The problem.
All the data must come back unchanged, except that pictures are left out.

Provided entries.
%%
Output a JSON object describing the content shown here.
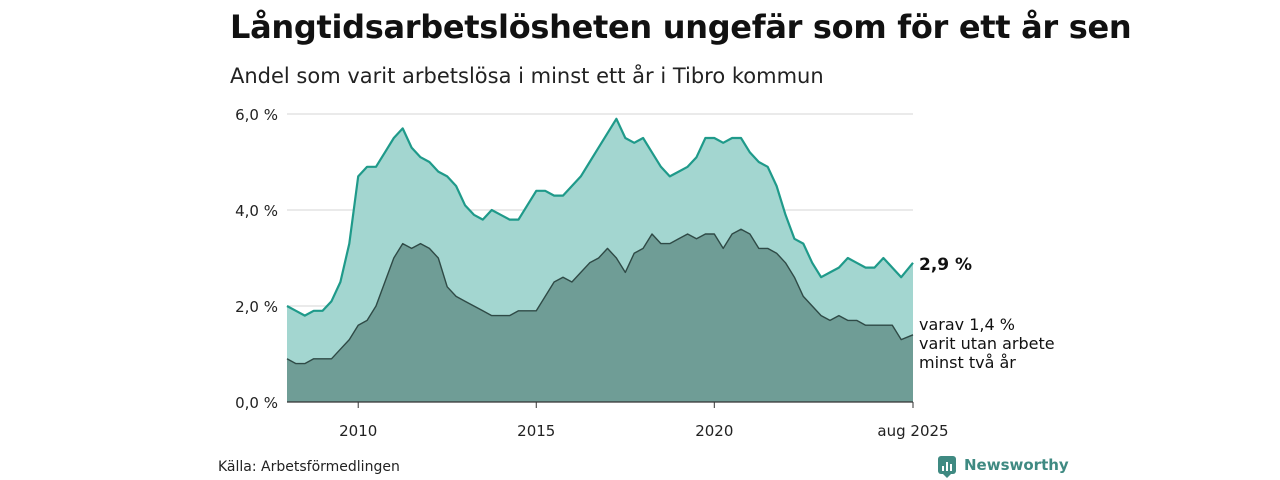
{
  "title": "Långtidsarbetslösheten ungefär som för ett år sen",
  "subtitle": "Andel som varit arbetslösa i minst ett år i Tibro kommun",
  "source": "Källa: Arbetsförmedlingen",
  "brand": "Newsworthy",
  "colors": {
    "upper_fill": "#a3d6d0",
    "upper_line": "#1f9a8a",
    "lower_fill": "#6f9d96",
    "lower_line": "#2f4a46",
    "grid": "#dddddd",
    "brand": "#3f8a82"
  },
  "chart_data": {
    "type": "area",
    "x_start": "2008-01",
    "x_end": "2025-08",
    "xticks": [
      {
        "x": 2010,
        "label": "2010"
      },
      {
        "x": 2015,
        "label": "2015"
      },
      {
        "x": 2020,
        "label": "2020"
      },
      {
        "x": 2025.58,
        "label": "aug 2025"
      }
    ],
    "ylim": [
      0,
      6
    ],
    "yticks": [
      {
        "y": 0,
        "label": "0,0 %"
      },
      {
        "y": 2,
        "label": "2,0 %"
      },
      {
        "y": 4,
        "label": "4,0 %"
      },
      {
        "y": 6,
        "label": "6,0 %"
      }
    ],
    "grid": true,
    "end_labels": {
      "main": "2,9 %",
      "sub": [
        "varav 1,4 %",
        "varit utan arbete",
        "minst två år"
      ]
    },
    "series": [
      {
        "x": [
          2008.0,
          2008.25,
          2008.5,
          2008.75,
          2009.0,
          2009.25,
          2009.5,
          2009.75,
          2010.0,
          2010.25,
          2010.5,
          2010.75,
          2011.0,
          2011.25,
          2011.5,
          2011.75,
          2012.0,
          2012.25,
          2012.5,
          2012.75,
          2013.0,
          2013.25,
          2013.5,
          2013.75,
          2014.0,
          2014.25,
          2014.5,
          2014.75,
          2015.0,
          2015.25,
          2015.5,
          2015.75,
          2016.0,
          2016.25,
          2016.5,
          2016.75,
          2017.0,
          2017.25,
          2017.5,
          2017.75,
          2018.0,
          2018.25,
          2018.5,
          2018.75,
          2019.0,
          2019.25,
          2019.5,
          2019.75,
          2020.0,
          2020.25,
          2020.5,
          2020.75,
          2021.0,
          2021.25,
          2021.5,
          2021.75,
          2022.0,
          2022.25,
          2022.5,
          2022.75,
          2023.0,
          2023.25,
          2023.5,
          2023.75,
          2024.0,
          2024.25,
          2024.5,
          2024.75,
          2025.0,
          2025.25,
          2025.58
        ],
        "values": [
          2.0,
          1.9,
          1.8,
          1.9,
          1.9,
          2.1,
          2.5,
          3.3,
          4.7,
          4.9,
          4.9,
          5.2,
          5.5,
          5.7,
          5.3,
          5.1,
          5.0,
          4.8,
          4.7,
          4.5,
          4.1,
          3.9,
          3.8,
          4.0,
          3.9,
          3.8,
          3.8,
          4.1,
          4.4,
          4.4,
          4.3,
          4.3,
          4.5,
          4.7,
          5.0,
          5.3,
          5.6,
          5.9,
          5.5,
          5.4,
          5.5,
          5.2,
          4.9,
          4.7,
          4.8,
          4.9,
          5.1,
          5.5,
          5.5,
          5.4,
          5.5,
          5.5,
          5.2,
          5.0,
          4.9,
          4.5,
          3.9,
          3.4,
          3.3,
          2.9,
          2.6,
          2.7,
          2.8,
          3.0,
          2.9,
          2.8,
          2.8,
          3.0,
          2.8,
          2.6,
          2.9
        ]
      },
      {
        "x": [
          2008.0,
          2008.25,
          2008.5,
          2008.75,
          2009.0,
          2009.25,
          2009.5,
          2009.75,
          2010.0,
          2010.25,
          2010.5,
          2010.75,
          2011.0,
          2011.25,
          2011.5,
          2011.75,
          2012.0,
          2012.25,
          2012.5,
          2012.75,
          2013.0,
          2013.25,
          2013.5,
          2013.75,
          2014.0,
          2014.25,
          2014.5,
          2014.75,
          2015.0,
          2015.25,
          2015.5,
          2015.75,
          2016.0,
          2016.25,
          2016.5,
          2016.75,
          2017.0,
          2017.25,
          2017.5,
          2017.75,
          2018.0,
          2018.25,
          2018.5,
          2018.75,
          2019.0,
          2019.25,
          2019.5,
          2019.75,
          2020.0,
          2020.25,
          2020.5,
          2020.75,
          2021.0,
          2021.25,
          2021.5,
          2021.75,
          2022.0,
          2022.25,
          2022.5,
          2022.75,
          2023.0,
          2023.25,
          2023.5,
          2023.75,
          2024.0,
          2024.25,
          2024.5,
          2024.75,
          2025.0,
          2025.25,
          2025.58
        ],
        "values": [
          0.9,
          0.8,
          0.8,
          0.9,
          0.9,
          0.9,
          1.1,
          1.3,
          1.6,
          1.7,
          2.0,
          2.5,
          3.0,
          3.3,
          3.2,
          3.3,
          3.2,
          3.0,
          2.4,
          2.2,
          2.1,
          2.0,
          1.9,
          1.8,
          1.8,
          1.8,
          1.9,
          1.9,
          1.9,
          2.2,
          2.5,
          2.6,
          2.5,
          2.7,
          2.9,
          3.0,
          3.2,
          3.0,
          2.7,
          3.1,
          3.2,
          3.5,
          3.3,
          3.3,
          3.4,
          3.5,
          3.4,
          3.5,
          3.5,
          3.2,
          3.5,
          3.6,
          3.5,
          3.2,
          3.2,
          3.1,
          2.9,
          2.6,
          2.2,
          2.0,
          1.8,
          1.7,
          1.8,
          1.7,
          1.7,
          1.6,
          1.6,
          1.6,
          1.6,
          1.3,
          1.4
        ]
      }
    ]
  }
}
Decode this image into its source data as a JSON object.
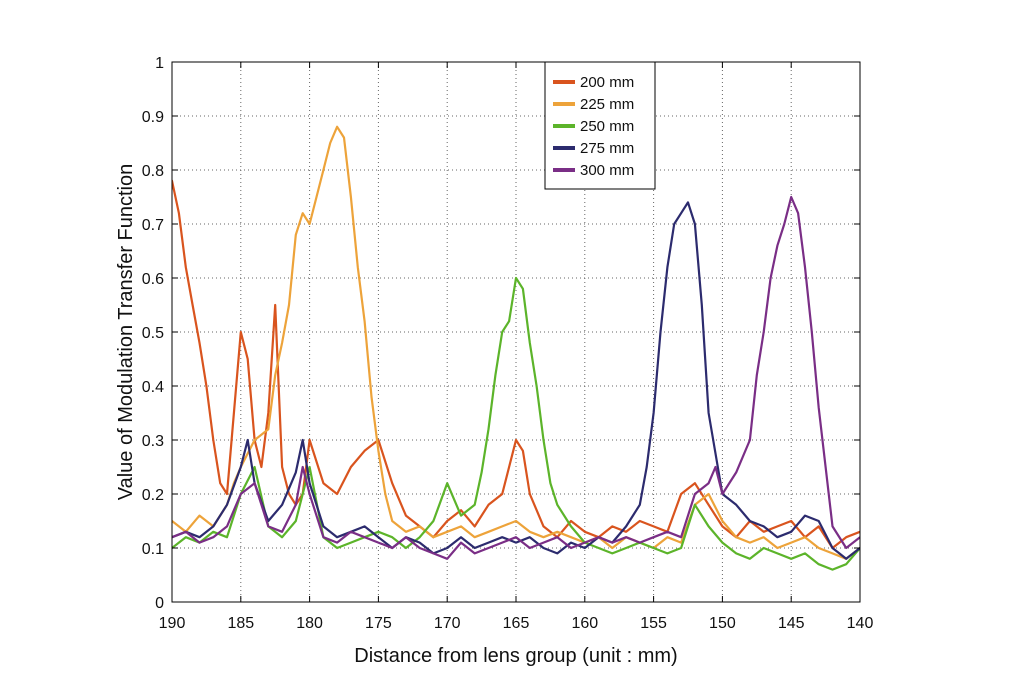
%%
Solution for this task.
Output a JSON object describing the content shown here.
{
  "title": "Långtidsarbetslösheten ungefär som för ett år sen",
  "subtitle": "Andel som varit arbetslösa i minst ett år i Tibro kommun",
  "source": "Källa: Arbetsförmedlingen",
  "brand": "Newsworthy",
  "colors": {
    "upper_fill": "#a3d6d0",
    "upper_line": "#1f9a8a",
    "lower_fill": "#6f9d96",
    "lower_line": "#2f4a46",
    "grid": "#dddddd",
    "brand": "#3f8a82"
  },
  "chart_data": {
    "type": "area",
    "x_start": "2008-01",
    "x_end": "2025-08",
    "xticks": [
      {
        "x": 2010,
        "label": "2010"
      },
      {
        "x": 2015,
        "label": "2015"
      },
      {
        "x": 2020,
        "label": "2020"
      },
      {
        "x": 2025.58,
        "label": "aug 2025"
      }
    ],
    "ylim": [
      0,
      6
    ],
    "yticks": [
      {
        "y": 0,
        "label": "0,0 %"
      },
      {
        "y": 2,
        "label": "2,0 %"
      },
      {
        "y": 4,
        "label": "4,0 %"
      },
      {
        "y": 6,
        "label": "6,0 %"
      }
    ],
    "grid": true,
    "end_labels": {
      "main": "2,9 %",
      "sub": [
        "varav 1,4 %",
        "varit utan arbete",
        "minst två år"
      ]
    },
    "series": [
      {
        "x": [
          2008.0,
          2008.25,
          2008.5,
          2008.75,
          2009.0,
          2009.25,
          2009.5,
          2009.75,
          2010.0,
          2010.25,
          2010.5,
          2010.75,
          2011.0,
          2011.25,
          2011.5,
          2011.75,
          2012.0,
          2012.25,
          2012.5,
          2012.75,
          2013.0,
          2013.25,
          2013.5,
          2013.75,
          2014.0,
          2014.25,
          2014.5,
          2014.75,
          2015.0,
          2015.25,
          2015.5,
          2015.75,
          2016.0,
          2016.25,
          2016.5,
          2016.75,
          2017.0,
          2017.25,
          2017.5,
          2017.75,
          2018.0,
          2018.25,
          2018.5,
          2018.75,
          2019.0,
          2019.25,
          2019.5,
          2019.75,
          2020.0,
          2020.25,
          2020.5,
          2020.75,
          2021.0,
          2021.25,
          2021.5,
          2021.75,
          2022.0,
          2022.25,
          2022.5,
          2022.75,
          2023.0,
          2023.25,
          2023.5,
          2023.75,
          2024.0,
          2024.25,
          2024.5,
          2024.75,
          2025.0,
          2025.25,
          2025.58
        ],
        "values": [
          2.0,
          1.9,
          1.8,
          1.9,
          1.9,
          2.1,
          2.5,
          3.3,
          4.7,
          4.9,
          4.9,
          5.2,
          5.5,
          5.7,
          5.3,
          5.1,
          5.0,
          4.8,
          4.7,
          4.5,
          4.1,
          3.9,
          3.8,
          4.0,
          3.9,
          3.8,
          3.8,
          4.1,
          4.4,
          4.4,
          4.3,
          4.3,
          4.5,
          4.7,
          5.0,
          5.3,
          5.6,
          5.9,
          5.5,
          5.4,
          5.5,
          5.2,
          4.9,
          4.7,
          4.8,
          4.9,
          5.1,
          5.5,
          5.5,
          5.4,
          5.5,
          5.5,
          5.2,
          5.0,
          4.9,
          4.5,
          3.9,
          3.4,
          3.3,
          2.9,
          2.6,
          2.7,
          2.8,
          3.0,
          2.9,
          2.8,
          2.8,
          3.0,
          2.8,
          2.6,
          2.9
        ]
      },
      {
        "x": [
          2008.0,
          2008.25,
          2008.5,
          2008.75,
          2009.0,
          2009.25,
          2009.5,
          2009.75,
          2010.0,
          2010.25,
          2010.5,
          2010.75,
          2011.0,
          2011.25,
          2011.5,
          2011.75,
          2012.0,
          2012.25,
          2012.5,
          2012.75,
          2013.0,
          2013.25,
          2013.5,
          2013.75,
          2014.0,
          2014.25,
          2014.5,
          2014.75,
          2015.0,
          2015.25,
          2015.5,
          2015.75,
          2016.0,
          2016.25,
          2016.5,
          2016.75,
          2017.0,
          2017.25,
          2017.5,
          2017.75,
          2018.0,
          2018.25,
          2018.5,
          2018.75,
          2019.0,
          2019.25,
          2019.5,
          2019.75,
          2020.0,
          2020.25,
          2020.5,
          2020.75,
          2021.0,
          2021.25,
          2021.5,
          2021.75,
          2022.0,
          2022.25,
          2022.5,
          2022.75,
          2023.0,
          2023.25,
          2023.5,
          2023.75,
          2024.0,
          2024.25,
          2024.5,
          2024.75,
          2025.0,
          2025.25,
          2025.58
        ],
        "values": [
          0.9,
          0.8,
          0.8,
          0.9,
          0.9,
          0.9,
          1.1,
          1.3,
          1.6,
          1.7,
          2.0,
          2.5,
          3.0,
          3.3,
          3.2,
          3.3,
          3.2,
          3.0,
          2.4,
          2.2,
          2.1,
          2.0,
          1.9,
          1.8,
          1.8,
          1.8,
          1.9,
          1.9,
          1.9,
          2.2,
          2.5,
          2.6,
          2.5,
          2.7,
          2.9,
          3.0,
          3.2,
          3.0,
          2.7,
          3.1,
          3.2,
          3.5,
          3.3,
          3.3,
          3.4,
          3.5,
          3.4,
          3.5,
          3.5,
          3.2,
          3.5,
          3.6,
          3.5,
          3.2,
          3.2,
          3.1,
          2.9,
          2.6,
          2.2,
          2.0,
          1.8,
          1.7,
          1.8,
          1.7,
          1.7,
          1.6,
          1.6,
          1.6,
          1.6,
          1.3,
          1.4
        ]
      }
    ]
  }
}
Decode this image into its source data as a JSON object.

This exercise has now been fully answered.